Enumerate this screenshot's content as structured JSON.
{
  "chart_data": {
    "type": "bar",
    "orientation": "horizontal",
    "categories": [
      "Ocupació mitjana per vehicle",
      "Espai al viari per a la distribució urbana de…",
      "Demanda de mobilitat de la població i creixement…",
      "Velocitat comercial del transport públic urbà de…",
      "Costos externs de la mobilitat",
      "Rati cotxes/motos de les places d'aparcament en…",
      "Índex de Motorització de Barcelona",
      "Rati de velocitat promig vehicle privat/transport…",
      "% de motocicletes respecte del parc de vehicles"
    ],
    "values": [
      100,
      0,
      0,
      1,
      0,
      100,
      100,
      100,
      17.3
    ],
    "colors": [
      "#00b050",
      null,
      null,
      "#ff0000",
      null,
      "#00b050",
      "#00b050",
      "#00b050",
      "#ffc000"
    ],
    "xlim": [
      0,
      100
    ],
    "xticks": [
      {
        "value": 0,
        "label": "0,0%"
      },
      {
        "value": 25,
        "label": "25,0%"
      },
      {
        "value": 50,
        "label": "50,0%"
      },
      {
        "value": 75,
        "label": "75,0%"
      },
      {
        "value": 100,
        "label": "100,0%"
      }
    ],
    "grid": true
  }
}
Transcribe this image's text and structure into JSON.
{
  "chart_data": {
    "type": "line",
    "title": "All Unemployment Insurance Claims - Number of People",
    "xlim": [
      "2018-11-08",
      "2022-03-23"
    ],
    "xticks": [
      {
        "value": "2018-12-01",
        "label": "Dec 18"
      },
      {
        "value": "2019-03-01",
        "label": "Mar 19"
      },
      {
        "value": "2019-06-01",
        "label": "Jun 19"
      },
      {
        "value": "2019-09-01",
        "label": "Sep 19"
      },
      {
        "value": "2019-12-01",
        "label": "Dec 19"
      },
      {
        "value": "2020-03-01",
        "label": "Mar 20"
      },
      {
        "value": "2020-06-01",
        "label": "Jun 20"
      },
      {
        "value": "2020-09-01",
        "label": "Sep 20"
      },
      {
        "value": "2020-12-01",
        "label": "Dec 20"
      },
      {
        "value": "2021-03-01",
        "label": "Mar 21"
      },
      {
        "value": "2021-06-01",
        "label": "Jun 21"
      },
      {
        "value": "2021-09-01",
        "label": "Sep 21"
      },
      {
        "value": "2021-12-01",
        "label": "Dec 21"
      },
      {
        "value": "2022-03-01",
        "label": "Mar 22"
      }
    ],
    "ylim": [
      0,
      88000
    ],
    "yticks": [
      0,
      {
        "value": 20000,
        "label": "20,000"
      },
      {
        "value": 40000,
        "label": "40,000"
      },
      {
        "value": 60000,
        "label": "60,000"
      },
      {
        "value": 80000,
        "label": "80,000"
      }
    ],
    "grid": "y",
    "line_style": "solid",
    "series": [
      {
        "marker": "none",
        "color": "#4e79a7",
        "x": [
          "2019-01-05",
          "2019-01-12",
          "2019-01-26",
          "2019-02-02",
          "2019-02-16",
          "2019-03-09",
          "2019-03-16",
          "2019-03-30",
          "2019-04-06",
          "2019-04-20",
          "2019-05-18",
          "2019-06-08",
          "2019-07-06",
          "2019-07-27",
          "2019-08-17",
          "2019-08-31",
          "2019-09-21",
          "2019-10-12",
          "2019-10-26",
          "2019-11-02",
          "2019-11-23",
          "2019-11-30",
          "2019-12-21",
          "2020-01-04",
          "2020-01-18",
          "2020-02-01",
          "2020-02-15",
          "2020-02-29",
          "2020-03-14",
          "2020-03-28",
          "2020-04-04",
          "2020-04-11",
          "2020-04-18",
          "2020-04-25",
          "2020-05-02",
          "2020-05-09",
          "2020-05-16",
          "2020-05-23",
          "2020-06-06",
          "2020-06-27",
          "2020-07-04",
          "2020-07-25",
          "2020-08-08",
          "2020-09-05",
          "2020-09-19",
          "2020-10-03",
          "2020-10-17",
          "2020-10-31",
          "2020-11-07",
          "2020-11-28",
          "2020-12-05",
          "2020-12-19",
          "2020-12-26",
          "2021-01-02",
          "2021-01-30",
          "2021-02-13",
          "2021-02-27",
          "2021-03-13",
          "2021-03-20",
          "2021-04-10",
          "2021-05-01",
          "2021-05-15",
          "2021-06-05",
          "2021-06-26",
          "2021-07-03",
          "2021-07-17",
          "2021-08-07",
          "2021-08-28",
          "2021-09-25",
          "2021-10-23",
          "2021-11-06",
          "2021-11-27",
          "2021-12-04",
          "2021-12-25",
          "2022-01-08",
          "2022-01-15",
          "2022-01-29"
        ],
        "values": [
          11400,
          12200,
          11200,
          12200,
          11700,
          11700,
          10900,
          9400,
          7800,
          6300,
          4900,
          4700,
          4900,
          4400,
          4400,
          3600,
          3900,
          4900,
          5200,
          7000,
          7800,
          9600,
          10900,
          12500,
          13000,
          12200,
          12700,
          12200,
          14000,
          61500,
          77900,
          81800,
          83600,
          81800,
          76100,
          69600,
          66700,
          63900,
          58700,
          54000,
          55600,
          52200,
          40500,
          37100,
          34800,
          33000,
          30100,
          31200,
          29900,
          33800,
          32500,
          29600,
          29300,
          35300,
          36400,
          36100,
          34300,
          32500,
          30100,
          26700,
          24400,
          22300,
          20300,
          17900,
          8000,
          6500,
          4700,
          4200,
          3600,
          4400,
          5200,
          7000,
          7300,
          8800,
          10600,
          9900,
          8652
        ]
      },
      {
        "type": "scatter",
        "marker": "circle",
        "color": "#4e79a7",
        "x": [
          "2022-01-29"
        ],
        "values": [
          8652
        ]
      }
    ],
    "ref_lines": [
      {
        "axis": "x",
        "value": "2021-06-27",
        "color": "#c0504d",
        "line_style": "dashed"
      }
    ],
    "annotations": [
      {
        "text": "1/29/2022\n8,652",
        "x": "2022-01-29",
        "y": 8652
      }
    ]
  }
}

# [Description of the task]
Word for word, write out all of the data above.

# [Answer to the task]
Enumerate this screenshot's content as structured JSON.
{
  "chart_data": {
    "type": "bar",
    "orientation": "horizontal",
    "categories": [
      "Ocupació mitjana per vehicle",
      "Espai al viari per a la distribució urbana de…",
      "Demanda de mobilitat de la població i creixement…",
      "Velocitat comercial del transport públic urbà de…",
      "Costos externs de la mobilitat",
      "Rati cotxes/motos de les places d'aparcament en…",
      "Índex de Motorització de Barcelona",
      "Rati de velocitat promig vehicle privat/transport…",
      "% de motocicletes respecte del parc de vehicles"
    ],
    "values": [
      100,
      0,
      0,
      1,
      0,
      100,
      100,
      100,
      17.3
    ],
    "colors": [
      "#00b050",
      null,
      null,
      "#ff0000",
      null,
      "#00b050",
      "#00b050",
      "#00b050",
      "#ffc000"
    ],
    "xlim": [
      0,
      100
    ],
    "xticks": [
      {
        "value": 0,
        "label": "0,0%"
      },
      {
        "value": 25,
        "label": "25,0%"
      },
      {
        "value": 50,
        "label": "50,0%"
      },
      {
        "value": 75,
        "label": "75,0%"
      },
      {
        "value": 100,
        "label": "100,0%"
      }
    ],
    "grid": true
  }
}
Transcribe this image's text and structure into JSON.
{
  "chart_data": {
    "type": "line",
    "title": "All Unemployment Insurance Claims - Number of People",
    "xlim": [
      "2018-11-08",
      "2022-03-23"
    ],
    "xticks": [
      {
        "value": "2018-12-01",
        "label": "Dec 18"
      },
      {
        "value": "2019-03-01",
        "label": "Mar 19"
      },
      {
        "value": "2019-06-01",
        "label": "Jun 19"
      },
      {
        "value": "2019-09-01",
        "label": "Sep 19"
      },
      {
        "value": "2019-12-01",
        "label": "Dec 19"
      },
      {
        "value": "2020-03-01",
        "label": "Mar 20"
      },
      {
        "value": "2020-06-01",
        "label": "Jun 20"
      },
      {
        "value": "2020-09-01",
        "label": "Sep 20"
      },
      {
        "value": "2020-12-01",
        "label": "Dec 20"
      },
      {
        "value": "2021-03-01",
        "label": "Mar 21"
      },
      {
        "value": "2021-06-01",
        "label": "Jun 21"
      },
      {
        "value": "2021-09-01",
        "label": "Sep 21"
      },
      {
        "value": "2021-12-01",
        "label": "Dec 21"
      },
      {
        "value": "2022-03-01",
        "label": "Mar 22"
      }
    ],
    "ylim": [
      0,
      88000
    ],
    "yticks": [
      0,
      {
        "value": 20000,
        "label": "20,000"
      },
      {
        "value": 40000,
        "label": "40,000"
      },
      {
        "value": 60000,
        "label": "60,000"
      },
      {
        "value": 80000,
        "label": "80,000"
      }
    ],
    "grid": "y",
    "line_style": "solid",
    "series": [
      {
        "marker": "none",
        "color": "#4e79a7",
        "x": [
          "2019-01-05",
          "2019-01-12",
          "2019-01-26",
          "2019-02-02",
          "2019-02-16",
          "2019-03-09",
          "2019-03-16",
          "2019-03-30",
          "2019-04-06",
          "2019-04-20",
          "2019-05-18",
          "2019-06-08",
          "2019-07-06",
          "2019-07-27",
          "2019-08-17",
          "2019-08-31",
          "2019-09-21",
          "2019-10-12",
          "2019-10-26",
          "2019-11-02",
          "2019-11-23",
          "2019-11-30",
          "2019-12-21",
          "2020-01-04",
          "2020-01-18",
          "2020-02-01",
          "2020-02-15",
          "2020-02-29",
          "2020-03-14",
          "2020-03-28",
          "2020-04-04",
          "2020-04-11",
          "2020-04-18",
          "2020-04-25",
          "2020-05-02",
          "2020-05-09",
          "2020-05-16",
          "2020-05-23",
          "2020-06-06",
          "2020-06-27",
          "2020-07-04",
          "2020-07-25",
          "2020-08-08",
          "2020-09-05",
          "2020-09-19",
          "2020-10-03",
          "2020-10-17",
          "2020-10-31",
          "2020-11-07",
          "2020-11-28",
          "2020-12-05",
          "2020-12-19",
          "2020-12-26",
          "2021-01-02",
          "2021-01-30",
          "2021-02-13",
          "2021-02-27",
          "2021-03-13",
          "2021-03-20",
          "2021-04-10",
          "2021-05-01",
          "2021-05-15",
          "2021-06-05",
          "2021-06-26",
          "2021-07-03",
          "2021-07-17",
          "2021-08-07",
          "2021-08-28",
          "2021-09-25",
          "2021-10-23",
          "2021-11-06",
          "2021-11-27",
          "2021-12-04",
          "2021-12-25",
          "2022-01-08",
          "2022-01-15",
          "2022-01-29"
        ],
        "values": [
          11400,
          12200,
          11200,
          12200,
          11700,
          11700,
          10900,
          9400,
          7800,
          6300,
          4900,
          4700,
          4900,
          4400,
          4400,
          3600,
          3900,
          4900,
          5200,
          7000,
          7800,
          9600,
          10900,
          12500,
          13000,
          12200,
          12700,
          12200,
          14000,
          61500,
          77900,
          81800,
          83600,
          81800,
          76100,
          69600,
          66700,
          63900,
          58700,
          54000,
          55600,
          52200,
          40500,
          37100,
          34800,
          33000,
          30100,
          31200,
          29900,
          33800,
          32500,
          29600,
          29300,
          35300,
          36400,
          36100,
          34300,
          32500,
          30100,
          26700,
          24400,
          22300,
          20300,
          17900,
          8000,
          6500,
          4700,
          4200,
          3600,
          4400,
          5200,
          7000,
          7300,
          8800,
          10600,
          9900,
          8652
        ]
      },
      {
        "type": "scatter",
        "marker": "circle",
        "color": "#4e79a7",
        "x": [
          "2022-01-29"
        ],
        "values": [
          8652
        ]
      }
    ],
    "ref_lines": [
      {
        "axis": "x",
        "value": "2021-06-27",
        "color": "#c0504d",
        "line_style": "dashed"
      }
    ],
    "annotations": [
      {
        "text": "1/29/2022\n8,652",
        "x": "2022-01-29",
        "y": 8652
      }
    ]
  }
}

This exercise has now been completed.